■ **The task**
Gather every line of the entries that includes the word "xlabel".

■ **Raw records**
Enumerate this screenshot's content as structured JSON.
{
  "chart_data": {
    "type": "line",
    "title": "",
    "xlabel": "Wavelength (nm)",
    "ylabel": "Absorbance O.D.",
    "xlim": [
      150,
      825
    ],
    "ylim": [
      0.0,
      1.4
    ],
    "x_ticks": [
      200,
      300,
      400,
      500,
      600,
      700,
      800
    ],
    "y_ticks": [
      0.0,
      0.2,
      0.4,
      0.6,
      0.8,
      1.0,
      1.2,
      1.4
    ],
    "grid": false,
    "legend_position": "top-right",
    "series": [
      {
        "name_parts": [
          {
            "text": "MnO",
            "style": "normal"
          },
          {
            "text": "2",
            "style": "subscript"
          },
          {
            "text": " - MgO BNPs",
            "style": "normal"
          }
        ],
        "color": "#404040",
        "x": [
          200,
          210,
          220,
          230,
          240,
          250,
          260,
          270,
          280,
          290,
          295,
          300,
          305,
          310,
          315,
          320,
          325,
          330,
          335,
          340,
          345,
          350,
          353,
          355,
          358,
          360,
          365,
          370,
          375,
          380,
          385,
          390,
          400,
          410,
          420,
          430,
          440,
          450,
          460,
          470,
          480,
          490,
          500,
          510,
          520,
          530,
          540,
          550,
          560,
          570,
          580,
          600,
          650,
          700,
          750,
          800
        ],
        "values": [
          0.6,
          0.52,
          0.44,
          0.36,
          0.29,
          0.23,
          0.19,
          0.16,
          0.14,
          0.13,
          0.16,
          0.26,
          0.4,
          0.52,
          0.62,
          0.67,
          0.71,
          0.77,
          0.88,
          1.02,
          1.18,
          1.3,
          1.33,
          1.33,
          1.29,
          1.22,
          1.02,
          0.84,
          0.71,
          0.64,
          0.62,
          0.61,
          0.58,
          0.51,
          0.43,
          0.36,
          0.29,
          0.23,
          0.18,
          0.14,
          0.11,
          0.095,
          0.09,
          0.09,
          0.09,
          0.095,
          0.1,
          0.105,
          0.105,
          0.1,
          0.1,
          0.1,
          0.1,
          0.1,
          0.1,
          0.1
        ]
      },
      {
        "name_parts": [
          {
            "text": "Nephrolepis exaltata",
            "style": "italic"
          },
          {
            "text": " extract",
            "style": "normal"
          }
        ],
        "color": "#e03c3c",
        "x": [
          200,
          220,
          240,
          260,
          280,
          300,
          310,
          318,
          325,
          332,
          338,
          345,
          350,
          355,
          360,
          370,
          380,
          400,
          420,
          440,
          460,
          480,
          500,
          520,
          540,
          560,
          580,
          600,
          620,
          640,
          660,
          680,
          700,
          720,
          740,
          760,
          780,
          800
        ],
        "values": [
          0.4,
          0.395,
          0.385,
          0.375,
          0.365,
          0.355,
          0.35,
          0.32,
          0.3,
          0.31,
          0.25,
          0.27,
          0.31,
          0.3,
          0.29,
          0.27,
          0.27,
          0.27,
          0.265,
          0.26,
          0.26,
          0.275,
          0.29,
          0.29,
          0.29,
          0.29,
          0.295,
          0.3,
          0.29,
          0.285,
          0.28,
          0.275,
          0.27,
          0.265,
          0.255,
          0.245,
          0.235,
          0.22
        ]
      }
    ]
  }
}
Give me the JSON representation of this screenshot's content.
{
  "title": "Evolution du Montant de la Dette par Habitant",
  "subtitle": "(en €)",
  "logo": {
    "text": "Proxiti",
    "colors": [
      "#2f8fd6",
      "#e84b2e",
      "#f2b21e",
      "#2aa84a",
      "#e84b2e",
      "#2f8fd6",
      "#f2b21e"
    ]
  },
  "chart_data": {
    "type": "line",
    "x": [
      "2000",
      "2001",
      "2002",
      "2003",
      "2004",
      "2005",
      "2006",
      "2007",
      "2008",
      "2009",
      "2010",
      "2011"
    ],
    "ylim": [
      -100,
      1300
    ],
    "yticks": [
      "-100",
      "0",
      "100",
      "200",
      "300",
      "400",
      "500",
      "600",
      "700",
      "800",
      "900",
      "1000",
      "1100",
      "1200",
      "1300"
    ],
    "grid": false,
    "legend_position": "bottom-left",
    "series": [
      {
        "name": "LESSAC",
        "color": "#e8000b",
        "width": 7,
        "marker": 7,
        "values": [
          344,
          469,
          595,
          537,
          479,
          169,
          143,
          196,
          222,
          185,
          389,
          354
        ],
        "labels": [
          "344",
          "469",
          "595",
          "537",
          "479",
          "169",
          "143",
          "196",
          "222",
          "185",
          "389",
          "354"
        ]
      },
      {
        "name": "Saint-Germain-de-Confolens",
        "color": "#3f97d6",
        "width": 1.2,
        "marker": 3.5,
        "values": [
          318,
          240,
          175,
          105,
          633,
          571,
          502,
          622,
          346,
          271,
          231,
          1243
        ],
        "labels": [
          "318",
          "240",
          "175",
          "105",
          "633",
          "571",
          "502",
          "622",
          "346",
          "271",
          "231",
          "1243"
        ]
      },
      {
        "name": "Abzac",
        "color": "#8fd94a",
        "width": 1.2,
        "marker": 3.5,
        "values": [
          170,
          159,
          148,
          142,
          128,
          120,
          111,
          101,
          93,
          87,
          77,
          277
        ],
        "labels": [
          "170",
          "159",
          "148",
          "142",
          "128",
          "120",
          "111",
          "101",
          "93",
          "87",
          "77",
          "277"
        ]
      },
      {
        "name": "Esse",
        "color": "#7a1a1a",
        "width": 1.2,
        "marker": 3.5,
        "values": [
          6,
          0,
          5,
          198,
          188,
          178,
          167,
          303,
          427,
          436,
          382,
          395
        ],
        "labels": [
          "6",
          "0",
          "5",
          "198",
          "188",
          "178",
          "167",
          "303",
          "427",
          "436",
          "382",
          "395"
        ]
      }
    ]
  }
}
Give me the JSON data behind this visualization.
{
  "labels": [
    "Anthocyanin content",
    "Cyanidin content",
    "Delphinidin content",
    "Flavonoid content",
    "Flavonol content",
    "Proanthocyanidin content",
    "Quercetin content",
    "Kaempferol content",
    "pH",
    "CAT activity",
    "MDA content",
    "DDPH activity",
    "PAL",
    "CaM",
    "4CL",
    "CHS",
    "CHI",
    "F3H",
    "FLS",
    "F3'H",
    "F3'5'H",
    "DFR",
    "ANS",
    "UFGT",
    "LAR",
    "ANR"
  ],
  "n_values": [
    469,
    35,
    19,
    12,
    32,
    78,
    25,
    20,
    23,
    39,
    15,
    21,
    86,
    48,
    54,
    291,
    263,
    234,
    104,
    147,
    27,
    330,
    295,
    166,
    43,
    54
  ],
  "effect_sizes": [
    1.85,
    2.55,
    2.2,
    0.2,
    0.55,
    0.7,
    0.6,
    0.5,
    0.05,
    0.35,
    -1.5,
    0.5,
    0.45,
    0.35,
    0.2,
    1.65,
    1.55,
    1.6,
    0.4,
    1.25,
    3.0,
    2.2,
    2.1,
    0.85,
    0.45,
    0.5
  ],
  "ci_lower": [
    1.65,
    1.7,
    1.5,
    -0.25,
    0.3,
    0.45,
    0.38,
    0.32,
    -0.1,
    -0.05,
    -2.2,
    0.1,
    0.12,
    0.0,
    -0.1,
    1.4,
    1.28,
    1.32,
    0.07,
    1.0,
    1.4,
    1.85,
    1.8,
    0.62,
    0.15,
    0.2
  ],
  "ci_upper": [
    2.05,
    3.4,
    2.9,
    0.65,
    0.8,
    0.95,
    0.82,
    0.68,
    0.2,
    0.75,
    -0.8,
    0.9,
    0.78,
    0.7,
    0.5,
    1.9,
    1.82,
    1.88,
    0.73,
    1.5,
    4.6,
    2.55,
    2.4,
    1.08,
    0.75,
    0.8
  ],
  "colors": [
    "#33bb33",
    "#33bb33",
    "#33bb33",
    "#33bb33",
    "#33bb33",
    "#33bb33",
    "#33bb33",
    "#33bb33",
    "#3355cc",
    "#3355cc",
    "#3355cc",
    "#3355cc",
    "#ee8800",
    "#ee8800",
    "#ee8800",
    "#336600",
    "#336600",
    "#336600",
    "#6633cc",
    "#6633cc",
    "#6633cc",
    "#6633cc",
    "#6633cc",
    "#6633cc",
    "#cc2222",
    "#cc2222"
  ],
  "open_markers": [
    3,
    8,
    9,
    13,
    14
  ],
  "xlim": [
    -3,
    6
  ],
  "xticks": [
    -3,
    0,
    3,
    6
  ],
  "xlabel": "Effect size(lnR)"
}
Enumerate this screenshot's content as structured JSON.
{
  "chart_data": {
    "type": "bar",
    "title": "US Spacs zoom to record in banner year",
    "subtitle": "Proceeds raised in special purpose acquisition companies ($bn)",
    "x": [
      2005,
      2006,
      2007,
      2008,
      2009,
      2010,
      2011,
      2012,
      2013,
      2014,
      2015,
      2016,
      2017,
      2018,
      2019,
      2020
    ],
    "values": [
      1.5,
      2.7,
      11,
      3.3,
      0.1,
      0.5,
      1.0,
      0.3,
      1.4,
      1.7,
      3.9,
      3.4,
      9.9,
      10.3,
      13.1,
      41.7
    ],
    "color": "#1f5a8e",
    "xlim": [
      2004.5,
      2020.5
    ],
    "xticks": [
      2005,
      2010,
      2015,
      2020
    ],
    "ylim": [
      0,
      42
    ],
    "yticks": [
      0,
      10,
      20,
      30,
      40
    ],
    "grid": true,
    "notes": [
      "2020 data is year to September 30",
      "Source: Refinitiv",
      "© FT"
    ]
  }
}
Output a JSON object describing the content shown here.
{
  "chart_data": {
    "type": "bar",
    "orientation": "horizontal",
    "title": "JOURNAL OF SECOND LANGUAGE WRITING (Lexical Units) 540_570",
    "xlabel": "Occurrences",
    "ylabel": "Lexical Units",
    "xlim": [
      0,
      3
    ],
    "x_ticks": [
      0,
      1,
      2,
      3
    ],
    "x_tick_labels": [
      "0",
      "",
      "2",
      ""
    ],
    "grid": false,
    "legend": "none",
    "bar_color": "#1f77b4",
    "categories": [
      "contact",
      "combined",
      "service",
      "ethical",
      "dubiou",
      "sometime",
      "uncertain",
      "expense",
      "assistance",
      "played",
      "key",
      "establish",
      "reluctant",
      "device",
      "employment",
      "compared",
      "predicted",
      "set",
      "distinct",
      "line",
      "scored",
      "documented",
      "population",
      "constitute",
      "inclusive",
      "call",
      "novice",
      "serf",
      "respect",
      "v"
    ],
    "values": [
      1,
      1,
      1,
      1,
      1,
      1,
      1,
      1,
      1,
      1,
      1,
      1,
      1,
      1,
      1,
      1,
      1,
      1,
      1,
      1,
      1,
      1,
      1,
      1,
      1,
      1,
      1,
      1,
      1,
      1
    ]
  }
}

■ **The output**
    "xlabel": "Wavelength (nm)",
  "xlabel": "Effect size(lnR)"
    "xlabel": "Occurrences",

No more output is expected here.